▶ **To do**
Search the data for the string "JSON" and extract every line where it appears.

▶ **Structured figure records**

___

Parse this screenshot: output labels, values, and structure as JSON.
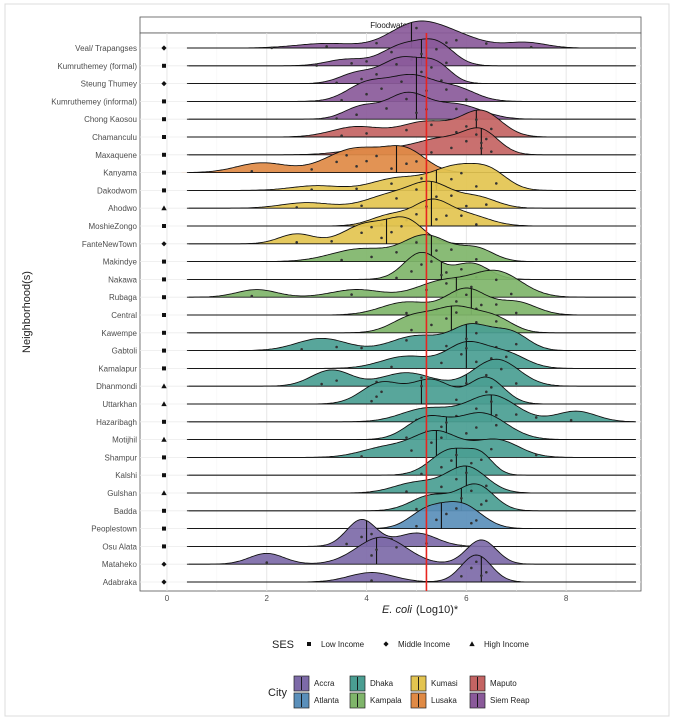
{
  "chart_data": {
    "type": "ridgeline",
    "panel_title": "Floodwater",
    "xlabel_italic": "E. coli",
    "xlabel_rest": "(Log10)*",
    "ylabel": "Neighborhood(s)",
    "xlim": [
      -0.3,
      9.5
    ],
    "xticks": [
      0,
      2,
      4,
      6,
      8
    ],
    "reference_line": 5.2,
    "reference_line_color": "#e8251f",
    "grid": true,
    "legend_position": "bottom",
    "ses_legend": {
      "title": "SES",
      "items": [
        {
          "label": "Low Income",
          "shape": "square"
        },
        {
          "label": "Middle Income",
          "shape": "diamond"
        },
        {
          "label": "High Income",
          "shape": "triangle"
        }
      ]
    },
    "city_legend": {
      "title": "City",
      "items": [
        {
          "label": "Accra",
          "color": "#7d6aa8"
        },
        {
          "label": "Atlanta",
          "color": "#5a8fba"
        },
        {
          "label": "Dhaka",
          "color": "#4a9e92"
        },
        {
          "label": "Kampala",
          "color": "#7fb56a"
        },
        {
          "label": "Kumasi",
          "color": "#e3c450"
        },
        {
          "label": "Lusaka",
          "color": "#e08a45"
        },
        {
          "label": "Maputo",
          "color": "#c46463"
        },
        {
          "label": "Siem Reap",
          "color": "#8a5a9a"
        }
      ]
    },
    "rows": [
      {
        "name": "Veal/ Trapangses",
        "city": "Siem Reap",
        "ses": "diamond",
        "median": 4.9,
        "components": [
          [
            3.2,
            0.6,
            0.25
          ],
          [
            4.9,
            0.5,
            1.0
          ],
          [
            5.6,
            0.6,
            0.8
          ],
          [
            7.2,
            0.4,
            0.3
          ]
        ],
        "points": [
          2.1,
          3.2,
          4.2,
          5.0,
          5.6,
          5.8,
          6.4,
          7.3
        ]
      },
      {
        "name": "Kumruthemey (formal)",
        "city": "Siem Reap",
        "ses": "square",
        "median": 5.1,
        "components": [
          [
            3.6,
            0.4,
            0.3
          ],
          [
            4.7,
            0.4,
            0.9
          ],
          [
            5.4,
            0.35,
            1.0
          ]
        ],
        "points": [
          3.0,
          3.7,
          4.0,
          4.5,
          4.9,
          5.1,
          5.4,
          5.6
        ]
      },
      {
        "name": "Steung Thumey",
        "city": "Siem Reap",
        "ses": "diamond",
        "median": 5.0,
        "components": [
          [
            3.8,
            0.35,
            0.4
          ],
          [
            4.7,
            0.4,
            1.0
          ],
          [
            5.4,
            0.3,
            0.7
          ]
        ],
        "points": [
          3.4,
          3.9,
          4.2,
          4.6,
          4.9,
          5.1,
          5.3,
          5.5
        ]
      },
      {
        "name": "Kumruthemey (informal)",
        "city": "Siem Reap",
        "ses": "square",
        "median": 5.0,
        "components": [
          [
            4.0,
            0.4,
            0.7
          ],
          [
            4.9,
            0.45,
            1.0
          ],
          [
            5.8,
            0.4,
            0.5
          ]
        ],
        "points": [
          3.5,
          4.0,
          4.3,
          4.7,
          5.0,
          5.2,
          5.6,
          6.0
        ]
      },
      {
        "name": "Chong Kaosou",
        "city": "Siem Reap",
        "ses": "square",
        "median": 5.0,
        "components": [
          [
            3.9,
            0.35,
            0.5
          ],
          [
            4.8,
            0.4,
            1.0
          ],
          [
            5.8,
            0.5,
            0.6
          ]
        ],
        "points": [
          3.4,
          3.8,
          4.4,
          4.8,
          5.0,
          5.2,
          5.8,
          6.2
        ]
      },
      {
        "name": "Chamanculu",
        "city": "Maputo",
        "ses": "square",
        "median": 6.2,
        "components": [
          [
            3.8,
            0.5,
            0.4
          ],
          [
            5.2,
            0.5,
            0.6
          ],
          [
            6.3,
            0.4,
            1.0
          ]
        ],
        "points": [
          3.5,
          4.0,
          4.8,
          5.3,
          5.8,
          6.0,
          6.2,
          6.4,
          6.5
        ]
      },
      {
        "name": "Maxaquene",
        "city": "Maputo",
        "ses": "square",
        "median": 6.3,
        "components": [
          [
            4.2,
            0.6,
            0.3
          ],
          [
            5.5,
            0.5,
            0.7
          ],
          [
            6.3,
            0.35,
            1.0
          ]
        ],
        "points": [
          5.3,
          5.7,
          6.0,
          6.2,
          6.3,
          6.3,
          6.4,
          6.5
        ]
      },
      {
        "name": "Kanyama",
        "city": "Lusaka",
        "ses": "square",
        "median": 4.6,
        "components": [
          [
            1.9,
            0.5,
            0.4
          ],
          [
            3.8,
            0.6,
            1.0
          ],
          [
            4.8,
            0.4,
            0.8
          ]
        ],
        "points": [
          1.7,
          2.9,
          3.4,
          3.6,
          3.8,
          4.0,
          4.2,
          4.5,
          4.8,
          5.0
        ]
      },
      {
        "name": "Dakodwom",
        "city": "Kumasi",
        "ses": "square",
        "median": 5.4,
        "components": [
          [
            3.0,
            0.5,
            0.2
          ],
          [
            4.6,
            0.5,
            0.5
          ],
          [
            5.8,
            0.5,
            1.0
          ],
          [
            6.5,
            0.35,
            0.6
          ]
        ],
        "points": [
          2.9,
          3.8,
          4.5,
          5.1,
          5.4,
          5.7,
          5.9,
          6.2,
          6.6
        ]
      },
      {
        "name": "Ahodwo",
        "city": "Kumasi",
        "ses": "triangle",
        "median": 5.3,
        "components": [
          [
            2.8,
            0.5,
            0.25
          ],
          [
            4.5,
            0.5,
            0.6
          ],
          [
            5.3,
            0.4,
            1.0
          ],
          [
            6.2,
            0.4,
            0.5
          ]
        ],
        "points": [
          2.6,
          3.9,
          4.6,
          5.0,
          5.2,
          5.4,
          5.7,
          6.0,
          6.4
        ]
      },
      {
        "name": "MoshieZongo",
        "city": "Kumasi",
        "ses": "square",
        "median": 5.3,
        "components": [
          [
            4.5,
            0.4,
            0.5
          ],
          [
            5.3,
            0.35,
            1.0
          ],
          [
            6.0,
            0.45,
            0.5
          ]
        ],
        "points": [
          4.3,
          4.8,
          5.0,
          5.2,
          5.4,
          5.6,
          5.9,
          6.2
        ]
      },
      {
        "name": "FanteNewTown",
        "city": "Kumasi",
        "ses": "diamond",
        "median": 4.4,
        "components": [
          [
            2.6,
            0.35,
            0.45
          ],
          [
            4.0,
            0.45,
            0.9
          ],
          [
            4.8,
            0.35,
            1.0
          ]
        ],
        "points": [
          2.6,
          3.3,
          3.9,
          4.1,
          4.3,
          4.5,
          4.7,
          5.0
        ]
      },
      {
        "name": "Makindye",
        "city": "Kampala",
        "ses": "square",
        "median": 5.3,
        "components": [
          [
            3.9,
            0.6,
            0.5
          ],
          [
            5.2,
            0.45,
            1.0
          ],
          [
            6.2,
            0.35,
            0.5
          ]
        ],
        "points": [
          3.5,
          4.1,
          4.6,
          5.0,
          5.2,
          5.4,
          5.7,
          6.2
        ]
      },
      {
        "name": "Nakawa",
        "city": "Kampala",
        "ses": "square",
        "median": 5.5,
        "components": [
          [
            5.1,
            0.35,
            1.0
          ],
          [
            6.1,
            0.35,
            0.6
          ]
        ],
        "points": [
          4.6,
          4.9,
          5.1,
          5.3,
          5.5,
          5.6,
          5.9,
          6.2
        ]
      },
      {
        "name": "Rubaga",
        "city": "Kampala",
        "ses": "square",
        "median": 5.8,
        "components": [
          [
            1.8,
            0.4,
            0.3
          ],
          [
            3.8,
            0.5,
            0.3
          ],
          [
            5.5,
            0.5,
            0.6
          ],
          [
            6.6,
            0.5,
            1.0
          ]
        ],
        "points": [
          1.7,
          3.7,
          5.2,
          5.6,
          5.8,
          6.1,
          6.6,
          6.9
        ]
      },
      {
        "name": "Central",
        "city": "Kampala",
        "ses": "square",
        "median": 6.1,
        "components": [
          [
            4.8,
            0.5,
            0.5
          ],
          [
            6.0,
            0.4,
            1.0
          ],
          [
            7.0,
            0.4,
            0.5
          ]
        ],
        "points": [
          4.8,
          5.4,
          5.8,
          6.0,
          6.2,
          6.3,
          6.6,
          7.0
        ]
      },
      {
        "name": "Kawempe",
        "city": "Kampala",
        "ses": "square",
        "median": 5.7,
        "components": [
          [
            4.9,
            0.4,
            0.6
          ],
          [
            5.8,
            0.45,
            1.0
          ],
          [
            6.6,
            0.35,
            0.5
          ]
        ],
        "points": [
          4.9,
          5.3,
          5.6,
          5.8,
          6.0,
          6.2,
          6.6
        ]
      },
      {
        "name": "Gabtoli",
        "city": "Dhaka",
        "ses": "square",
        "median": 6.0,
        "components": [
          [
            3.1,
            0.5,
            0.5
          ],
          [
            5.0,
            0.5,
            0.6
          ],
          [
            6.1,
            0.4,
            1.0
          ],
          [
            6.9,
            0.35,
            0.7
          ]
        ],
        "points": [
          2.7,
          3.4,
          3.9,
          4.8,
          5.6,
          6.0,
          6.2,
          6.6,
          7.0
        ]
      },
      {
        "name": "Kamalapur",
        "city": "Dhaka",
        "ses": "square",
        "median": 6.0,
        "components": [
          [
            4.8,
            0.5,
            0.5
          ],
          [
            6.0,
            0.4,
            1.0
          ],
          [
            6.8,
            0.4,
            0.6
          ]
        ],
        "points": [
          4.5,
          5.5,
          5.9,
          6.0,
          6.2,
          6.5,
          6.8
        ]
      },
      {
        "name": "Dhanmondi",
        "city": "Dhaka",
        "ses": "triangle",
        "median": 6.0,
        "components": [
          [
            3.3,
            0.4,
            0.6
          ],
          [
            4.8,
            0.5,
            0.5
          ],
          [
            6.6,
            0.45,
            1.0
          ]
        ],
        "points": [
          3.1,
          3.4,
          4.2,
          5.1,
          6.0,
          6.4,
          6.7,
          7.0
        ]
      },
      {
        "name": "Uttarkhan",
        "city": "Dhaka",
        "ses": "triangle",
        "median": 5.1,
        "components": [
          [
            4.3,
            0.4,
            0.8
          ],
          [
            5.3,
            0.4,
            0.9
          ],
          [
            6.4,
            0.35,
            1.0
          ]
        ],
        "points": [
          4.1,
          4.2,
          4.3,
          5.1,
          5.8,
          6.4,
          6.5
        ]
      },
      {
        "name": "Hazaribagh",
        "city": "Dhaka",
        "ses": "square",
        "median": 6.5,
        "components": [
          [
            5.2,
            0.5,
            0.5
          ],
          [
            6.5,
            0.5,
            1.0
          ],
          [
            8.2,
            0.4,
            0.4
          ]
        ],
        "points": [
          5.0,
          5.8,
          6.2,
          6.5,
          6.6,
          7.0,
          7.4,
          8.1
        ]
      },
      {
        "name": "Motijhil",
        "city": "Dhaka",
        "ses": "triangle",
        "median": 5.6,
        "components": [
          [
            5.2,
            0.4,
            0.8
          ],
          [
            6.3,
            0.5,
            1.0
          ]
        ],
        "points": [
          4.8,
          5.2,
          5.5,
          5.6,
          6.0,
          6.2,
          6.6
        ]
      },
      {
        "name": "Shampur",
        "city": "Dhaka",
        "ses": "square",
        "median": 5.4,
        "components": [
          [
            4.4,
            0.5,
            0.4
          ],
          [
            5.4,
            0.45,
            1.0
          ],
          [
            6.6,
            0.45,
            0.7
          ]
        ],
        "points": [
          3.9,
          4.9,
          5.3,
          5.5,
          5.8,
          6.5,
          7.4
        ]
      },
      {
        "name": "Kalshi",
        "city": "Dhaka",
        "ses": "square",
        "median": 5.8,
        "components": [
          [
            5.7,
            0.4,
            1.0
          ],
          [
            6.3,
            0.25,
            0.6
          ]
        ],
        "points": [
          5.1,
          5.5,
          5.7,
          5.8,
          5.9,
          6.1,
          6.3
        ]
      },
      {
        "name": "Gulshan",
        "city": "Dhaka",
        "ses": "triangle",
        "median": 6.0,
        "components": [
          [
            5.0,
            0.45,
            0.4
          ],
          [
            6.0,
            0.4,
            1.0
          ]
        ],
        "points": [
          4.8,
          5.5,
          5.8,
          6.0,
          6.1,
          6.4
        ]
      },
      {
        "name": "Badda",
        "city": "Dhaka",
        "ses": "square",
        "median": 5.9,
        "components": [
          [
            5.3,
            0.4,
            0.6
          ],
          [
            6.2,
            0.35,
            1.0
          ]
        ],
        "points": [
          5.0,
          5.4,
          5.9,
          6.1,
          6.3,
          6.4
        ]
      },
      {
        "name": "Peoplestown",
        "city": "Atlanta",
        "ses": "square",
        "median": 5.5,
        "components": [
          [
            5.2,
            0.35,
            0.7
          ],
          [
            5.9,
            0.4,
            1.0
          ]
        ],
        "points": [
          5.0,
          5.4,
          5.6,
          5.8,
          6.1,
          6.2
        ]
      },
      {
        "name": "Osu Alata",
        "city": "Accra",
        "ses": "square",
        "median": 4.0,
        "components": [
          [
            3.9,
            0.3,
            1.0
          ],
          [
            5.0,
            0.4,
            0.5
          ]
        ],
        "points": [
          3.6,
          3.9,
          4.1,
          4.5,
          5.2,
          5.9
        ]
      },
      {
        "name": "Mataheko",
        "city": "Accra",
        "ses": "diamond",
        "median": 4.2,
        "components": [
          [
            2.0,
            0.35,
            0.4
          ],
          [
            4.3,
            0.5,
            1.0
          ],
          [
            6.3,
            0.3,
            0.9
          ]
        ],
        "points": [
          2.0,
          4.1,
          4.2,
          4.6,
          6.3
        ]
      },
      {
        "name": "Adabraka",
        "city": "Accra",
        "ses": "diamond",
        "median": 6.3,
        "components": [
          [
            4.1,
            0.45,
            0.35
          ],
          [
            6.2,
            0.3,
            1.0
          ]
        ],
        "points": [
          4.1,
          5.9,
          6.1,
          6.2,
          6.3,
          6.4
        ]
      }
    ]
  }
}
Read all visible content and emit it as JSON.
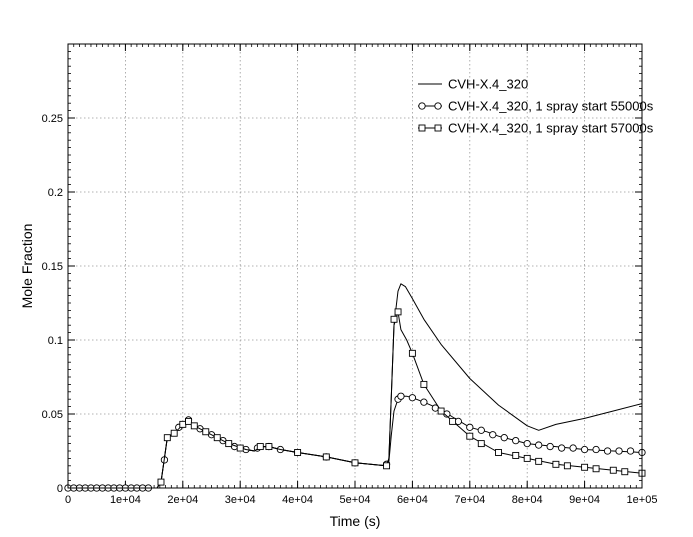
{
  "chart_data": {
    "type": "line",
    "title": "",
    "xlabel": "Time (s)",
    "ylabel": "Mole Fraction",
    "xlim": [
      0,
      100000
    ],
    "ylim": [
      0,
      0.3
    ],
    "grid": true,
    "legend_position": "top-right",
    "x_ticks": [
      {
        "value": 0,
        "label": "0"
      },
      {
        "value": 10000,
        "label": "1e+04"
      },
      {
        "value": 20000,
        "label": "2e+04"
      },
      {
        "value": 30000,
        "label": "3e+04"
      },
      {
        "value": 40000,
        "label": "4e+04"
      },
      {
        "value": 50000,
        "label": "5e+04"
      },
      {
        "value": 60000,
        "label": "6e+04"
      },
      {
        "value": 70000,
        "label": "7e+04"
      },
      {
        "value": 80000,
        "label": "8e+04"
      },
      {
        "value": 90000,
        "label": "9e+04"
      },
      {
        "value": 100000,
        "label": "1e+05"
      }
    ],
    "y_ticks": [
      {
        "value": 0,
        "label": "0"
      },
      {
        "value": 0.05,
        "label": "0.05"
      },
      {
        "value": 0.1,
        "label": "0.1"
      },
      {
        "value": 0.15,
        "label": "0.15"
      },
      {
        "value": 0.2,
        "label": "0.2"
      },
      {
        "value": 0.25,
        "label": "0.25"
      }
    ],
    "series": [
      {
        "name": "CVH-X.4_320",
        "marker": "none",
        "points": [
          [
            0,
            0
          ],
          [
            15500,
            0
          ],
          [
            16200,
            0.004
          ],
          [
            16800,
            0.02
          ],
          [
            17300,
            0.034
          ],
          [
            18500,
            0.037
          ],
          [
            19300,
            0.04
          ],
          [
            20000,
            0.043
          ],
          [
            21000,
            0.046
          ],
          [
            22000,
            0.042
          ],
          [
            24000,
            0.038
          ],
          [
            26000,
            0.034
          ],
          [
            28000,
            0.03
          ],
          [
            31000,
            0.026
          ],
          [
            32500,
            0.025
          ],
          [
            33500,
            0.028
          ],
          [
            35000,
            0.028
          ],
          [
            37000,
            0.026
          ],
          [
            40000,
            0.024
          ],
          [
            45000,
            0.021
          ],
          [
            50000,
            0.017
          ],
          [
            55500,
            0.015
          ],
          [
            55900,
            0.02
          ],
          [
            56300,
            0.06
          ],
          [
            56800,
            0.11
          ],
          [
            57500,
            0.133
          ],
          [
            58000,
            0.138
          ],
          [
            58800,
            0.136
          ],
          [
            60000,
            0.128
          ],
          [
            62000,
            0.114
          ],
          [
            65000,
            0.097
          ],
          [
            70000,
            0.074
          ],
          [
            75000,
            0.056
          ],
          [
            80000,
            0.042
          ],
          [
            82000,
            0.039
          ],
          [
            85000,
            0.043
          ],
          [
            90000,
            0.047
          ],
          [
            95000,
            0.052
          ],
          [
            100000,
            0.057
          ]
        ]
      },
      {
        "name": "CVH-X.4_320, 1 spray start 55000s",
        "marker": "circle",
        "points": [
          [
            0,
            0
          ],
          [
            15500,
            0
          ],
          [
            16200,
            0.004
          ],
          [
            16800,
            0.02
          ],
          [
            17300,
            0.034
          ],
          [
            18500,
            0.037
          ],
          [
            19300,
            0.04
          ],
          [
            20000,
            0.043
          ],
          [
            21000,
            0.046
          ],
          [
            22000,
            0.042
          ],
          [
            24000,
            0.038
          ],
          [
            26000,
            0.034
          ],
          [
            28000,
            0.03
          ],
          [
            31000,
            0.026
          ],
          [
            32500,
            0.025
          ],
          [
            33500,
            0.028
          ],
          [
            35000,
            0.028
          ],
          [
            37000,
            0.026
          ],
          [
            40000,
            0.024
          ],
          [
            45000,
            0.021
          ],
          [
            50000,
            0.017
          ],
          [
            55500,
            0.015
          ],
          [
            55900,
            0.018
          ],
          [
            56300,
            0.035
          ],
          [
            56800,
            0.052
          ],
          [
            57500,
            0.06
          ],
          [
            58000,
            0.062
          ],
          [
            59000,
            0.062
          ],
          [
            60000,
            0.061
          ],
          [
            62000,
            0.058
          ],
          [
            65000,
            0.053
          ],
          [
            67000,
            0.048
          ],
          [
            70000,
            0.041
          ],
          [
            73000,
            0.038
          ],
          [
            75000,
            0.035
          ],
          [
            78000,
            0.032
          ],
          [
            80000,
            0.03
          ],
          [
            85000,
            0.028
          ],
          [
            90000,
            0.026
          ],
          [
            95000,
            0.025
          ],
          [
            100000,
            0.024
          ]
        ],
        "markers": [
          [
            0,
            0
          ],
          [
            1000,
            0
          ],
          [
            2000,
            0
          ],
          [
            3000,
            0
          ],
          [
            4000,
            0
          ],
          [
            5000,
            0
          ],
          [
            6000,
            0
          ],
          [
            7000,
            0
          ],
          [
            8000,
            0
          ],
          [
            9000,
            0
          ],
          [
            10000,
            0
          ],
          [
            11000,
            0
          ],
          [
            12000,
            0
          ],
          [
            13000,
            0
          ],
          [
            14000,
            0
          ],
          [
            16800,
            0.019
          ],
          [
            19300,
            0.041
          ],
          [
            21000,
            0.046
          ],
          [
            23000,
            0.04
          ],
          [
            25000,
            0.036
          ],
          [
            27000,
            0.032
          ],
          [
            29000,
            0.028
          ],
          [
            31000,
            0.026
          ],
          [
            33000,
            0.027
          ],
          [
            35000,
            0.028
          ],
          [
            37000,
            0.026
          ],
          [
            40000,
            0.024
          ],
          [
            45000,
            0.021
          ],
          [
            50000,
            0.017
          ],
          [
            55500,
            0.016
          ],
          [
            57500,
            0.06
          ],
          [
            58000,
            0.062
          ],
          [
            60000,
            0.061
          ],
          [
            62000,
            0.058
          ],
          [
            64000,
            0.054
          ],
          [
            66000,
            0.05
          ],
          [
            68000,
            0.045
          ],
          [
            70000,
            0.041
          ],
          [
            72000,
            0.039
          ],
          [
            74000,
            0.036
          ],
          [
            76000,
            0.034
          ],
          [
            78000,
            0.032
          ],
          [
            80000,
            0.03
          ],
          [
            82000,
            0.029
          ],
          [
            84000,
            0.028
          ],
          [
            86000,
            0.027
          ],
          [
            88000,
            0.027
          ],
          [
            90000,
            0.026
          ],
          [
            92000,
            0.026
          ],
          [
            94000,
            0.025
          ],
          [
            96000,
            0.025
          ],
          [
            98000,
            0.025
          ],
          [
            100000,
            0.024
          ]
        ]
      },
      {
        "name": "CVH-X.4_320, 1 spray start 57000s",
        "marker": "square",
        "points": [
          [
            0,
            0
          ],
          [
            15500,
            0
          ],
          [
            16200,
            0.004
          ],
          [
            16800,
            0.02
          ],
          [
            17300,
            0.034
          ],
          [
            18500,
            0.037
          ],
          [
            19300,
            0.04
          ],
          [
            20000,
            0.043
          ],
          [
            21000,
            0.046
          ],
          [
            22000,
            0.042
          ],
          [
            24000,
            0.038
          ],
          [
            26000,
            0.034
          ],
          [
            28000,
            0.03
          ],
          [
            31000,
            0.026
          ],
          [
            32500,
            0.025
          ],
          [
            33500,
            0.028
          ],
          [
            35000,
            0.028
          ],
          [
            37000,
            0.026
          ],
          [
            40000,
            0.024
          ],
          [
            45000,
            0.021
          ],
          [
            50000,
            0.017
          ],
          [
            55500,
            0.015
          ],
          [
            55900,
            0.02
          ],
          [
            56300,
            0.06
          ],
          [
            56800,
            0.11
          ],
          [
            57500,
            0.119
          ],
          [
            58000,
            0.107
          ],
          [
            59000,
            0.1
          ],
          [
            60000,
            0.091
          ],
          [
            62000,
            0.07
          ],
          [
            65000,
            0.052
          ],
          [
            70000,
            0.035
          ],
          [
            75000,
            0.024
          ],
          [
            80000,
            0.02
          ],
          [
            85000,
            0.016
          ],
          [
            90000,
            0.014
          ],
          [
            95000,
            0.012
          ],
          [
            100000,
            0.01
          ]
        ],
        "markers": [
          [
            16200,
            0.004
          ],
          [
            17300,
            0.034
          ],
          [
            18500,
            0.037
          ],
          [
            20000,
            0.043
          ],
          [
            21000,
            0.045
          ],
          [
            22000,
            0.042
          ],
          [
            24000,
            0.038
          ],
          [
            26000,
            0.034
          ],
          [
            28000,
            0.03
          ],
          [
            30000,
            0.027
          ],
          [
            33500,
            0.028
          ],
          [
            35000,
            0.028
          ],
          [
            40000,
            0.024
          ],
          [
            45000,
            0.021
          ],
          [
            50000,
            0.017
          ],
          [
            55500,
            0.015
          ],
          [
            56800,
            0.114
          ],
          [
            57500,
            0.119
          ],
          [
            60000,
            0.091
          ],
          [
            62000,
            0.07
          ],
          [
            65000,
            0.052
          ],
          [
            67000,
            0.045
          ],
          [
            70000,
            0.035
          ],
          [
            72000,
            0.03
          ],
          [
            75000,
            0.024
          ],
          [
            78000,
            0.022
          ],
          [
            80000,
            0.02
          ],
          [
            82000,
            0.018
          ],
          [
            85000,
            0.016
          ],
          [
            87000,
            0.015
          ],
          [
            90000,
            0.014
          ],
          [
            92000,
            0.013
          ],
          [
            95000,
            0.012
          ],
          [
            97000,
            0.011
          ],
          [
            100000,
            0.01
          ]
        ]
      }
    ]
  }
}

___

▶ **The answer**
Parse this screenshot: output labels, values, and structure as JSON.
Read all visible content and emit it as JSON.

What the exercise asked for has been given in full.